EXERCISE AIM
From the material below, list every line containing "Notes".

◆ ◆ ◆

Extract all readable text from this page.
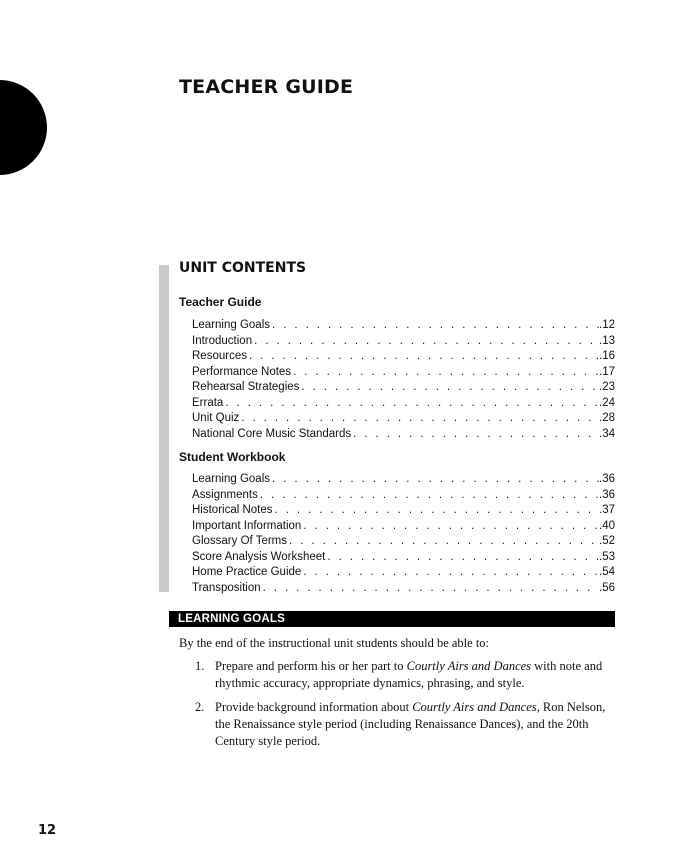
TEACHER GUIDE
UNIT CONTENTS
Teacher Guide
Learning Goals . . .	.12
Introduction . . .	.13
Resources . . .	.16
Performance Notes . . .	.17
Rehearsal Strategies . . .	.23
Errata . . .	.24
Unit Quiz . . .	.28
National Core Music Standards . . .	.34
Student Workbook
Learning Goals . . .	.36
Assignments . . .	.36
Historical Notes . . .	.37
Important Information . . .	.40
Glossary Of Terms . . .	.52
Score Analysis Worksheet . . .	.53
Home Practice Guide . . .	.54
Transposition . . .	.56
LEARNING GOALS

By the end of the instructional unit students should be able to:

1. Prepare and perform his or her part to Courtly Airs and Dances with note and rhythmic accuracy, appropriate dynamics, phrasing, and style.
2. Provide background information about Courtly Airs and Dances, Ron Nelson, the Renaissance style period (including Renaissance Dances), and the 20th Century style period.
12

◆ ◆ ◆

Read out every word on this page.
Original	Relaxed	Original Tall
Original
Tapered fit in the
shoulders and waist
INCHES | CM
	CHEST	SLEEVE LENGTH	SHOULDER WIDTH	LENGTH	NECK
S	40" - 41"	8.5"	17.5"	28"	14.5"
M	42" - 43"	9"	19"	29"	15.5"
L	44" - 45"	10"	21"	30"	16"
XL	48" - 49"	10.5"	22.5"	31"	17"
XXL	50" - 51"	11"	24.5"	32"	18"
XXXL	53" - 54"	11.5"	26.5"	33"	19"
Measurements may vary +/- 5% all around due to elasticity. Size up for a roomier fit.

◆ ◆ ◆

EXERCISE ANSWER
Performance Notes . . .	.17
Historical Notes . . .	.37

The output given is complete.